[START OF Data entries]

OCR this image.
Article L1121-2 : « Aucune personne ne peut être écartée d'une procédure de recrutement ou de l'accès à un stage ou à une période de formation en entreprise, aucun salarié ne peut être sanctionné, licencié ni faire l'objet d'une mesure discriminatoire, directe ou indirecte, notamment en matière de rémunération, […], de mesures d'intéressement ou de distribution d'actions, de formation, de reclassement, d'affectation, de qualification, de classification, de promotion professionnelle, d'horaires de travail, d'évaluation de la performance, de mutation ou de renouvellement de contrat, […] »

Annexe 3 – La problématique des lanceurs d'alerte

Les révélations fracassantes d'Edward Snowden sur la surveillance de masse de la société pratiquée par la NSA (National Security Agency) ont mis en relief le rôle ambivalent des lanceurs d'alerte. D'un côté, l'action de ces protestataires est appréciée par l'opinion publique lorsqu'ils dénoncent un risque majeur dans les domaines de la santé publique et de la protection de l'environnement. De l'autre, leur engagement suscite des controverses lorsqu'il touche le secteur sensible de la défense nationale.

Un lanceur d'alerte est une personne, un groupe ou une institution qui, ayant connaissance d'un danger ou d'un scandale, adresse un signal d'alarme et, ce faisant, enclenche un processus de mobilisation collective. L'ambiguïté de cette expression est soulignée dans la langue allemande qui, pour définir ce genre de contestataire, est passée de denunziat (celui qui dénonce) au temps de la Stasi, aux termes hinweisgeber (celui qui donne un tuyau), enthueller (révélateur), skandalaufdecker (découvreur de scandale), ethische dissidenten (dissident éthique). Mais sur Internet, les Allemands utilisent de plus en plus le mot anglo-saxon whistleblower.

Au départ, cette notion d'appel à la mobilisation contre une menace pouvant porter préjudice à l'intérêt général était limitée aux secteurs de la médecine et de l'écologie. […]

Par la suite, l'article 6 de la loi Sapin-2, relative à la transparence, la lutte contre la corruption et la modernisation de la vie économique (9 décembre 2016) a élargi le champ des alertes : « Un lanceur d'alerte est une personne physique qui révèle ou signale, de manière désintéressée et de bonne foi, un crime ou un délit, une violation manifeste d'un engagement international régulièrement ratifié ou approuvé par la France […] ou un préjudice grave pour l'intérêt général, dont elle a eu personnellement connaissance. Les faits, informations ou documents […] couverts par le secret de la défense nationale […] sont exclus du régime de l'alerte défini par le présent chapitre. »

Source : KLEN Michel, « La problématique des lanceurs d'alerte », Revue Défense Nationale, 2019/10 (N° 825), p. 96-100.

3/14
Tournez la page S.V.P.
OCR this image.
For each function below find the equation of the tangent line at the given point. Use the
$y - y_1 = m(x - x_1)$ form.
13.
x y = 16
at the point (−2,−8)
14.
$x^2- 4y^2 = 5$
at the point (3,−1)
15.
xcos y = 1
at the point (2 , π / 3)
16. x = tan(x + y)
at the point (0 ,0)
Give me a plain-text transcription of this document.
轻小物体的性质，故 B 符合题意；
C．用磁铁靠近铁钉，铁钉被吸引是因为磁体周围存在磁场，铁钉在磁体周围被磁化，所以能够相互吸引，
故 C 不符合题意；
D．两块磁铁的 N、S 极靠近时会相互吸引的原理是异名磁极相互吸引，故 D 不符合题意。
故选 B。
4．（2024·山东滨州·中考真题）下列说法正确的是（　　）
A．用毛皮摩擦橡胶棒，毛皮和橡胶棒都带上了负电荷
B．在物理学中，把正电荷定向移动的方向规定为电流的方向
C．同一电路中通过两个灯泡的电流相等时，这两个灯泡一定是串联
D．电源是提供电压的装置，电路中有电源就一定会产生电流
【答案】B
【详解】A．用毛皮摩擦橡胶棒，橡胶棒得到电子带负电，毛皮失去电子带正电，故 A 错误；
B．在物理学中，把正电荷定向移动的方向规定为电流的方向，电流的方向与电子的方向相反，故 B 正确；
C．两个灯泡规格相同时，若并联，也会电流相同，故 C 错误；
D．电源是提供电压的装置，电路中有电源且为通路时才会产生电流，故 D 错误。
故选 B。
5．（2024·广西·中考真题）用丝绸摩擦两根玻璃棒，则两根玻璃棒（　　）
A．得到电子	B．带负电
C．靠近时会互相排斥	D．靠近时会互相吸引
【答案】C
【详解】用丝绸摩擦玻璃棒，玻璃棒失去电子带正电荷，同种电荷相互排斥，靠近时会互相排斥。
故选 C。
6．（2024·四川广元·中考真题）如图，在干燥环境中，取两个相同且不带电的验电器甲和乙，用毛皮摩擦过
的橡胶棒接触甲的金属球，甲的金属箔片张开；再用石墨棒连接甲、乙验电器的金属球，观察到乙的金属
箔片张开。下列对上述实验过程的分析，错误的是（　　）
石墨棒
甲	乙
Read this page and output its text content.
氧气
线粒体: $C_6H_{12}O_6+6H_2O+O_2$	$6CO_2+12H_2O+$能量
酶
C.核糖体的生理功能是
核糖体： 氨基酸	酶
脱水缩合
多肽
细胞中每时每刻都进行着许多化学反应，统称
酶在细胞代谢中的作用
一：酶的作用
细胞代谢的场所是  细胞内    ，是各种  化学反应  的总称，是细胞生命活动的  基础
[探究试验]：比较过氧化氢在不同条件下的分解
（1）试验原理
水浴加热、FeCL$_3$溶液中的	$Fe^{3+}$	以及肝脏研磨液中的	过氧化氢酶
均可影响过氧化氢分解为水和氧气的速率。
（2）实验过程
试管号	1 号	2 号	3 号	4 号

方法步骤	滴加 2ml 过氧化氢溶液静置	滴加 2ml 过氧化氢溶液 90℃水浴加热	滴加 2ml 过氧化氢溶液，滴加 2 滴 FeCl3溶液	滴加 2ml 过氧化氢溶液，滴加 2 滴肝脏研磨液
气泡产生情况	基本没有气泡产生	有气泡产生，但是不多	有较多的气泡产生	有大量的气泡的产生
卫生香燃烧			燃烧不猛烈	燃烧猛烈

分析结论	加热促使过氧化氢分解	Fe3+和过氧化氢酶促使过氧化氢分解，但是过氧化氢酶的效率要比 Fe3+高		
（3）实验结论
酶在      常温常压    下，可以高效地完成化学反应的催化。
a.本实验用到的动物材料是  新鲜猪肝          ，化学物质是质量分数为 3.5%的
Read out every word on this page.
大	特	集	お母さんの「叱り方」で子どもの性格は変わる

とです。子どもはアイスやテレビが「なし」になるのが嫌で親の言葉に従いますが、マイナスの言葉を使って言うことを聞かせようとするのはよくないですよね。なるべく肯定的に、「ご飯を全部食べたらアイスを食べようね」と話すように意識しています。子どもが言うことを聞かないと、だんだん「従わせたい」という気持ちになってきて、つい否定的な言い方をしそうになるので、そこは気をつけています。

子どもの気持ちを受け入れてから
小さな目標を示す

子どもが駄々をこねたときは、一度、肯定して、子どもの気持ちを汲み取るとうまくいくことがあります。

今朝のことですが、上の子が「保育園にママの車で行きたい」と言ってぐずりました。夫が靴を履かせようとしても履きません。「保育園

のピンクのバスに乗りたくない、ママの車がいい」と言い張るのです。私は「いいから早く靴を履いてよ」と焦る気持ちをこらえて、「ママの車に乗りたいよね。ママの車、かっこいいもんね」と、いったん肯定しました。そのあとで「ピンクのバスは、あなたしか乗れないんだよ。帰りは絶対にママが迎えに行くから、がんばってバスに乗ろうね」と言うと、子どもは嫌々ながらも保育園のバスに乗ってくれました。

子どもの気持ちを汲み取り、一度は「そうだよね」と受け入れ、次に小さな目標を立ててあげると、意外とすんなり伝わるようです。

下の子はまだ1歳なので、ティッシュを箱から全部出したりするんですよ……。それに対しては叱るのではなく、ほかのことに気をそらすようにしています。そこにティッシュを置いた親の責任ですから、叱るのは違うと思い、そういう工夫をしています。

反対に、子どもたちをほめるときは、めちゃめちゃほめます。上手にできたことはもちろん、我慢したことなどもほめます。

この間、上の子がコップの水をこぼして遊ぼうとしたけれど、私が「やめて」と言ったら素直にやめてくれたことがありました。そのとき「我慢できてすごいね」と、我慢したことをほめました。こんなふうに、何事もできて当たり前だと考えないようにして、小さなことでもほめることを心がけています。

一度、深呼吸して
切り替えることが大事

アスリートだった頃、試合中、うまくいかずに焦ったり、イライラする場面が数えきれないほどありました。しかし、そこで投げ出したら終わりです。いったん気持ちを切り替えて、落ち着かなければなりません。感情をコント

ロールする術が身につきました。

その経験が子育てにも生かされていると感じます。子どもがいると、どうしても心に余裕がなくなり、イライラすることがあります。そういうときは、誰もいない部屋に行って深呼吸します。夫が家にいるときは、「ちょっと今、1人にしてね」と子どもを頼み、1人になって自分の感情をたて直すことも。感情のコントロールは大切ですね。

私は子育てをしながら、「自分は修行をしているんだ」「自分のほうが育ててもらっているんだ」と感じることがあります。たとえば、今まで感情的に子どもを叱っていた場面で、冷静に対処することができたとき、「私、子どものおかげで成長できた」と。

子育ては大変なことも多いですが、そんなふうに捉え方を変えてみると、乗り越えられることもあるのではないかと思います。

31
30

[END OF Data entries]

» **Task objective**:
Scan the data for the word "Read" and copy every line where it shows up.

» **Response**:
Read this page and output its text content.
Read out every word on this page.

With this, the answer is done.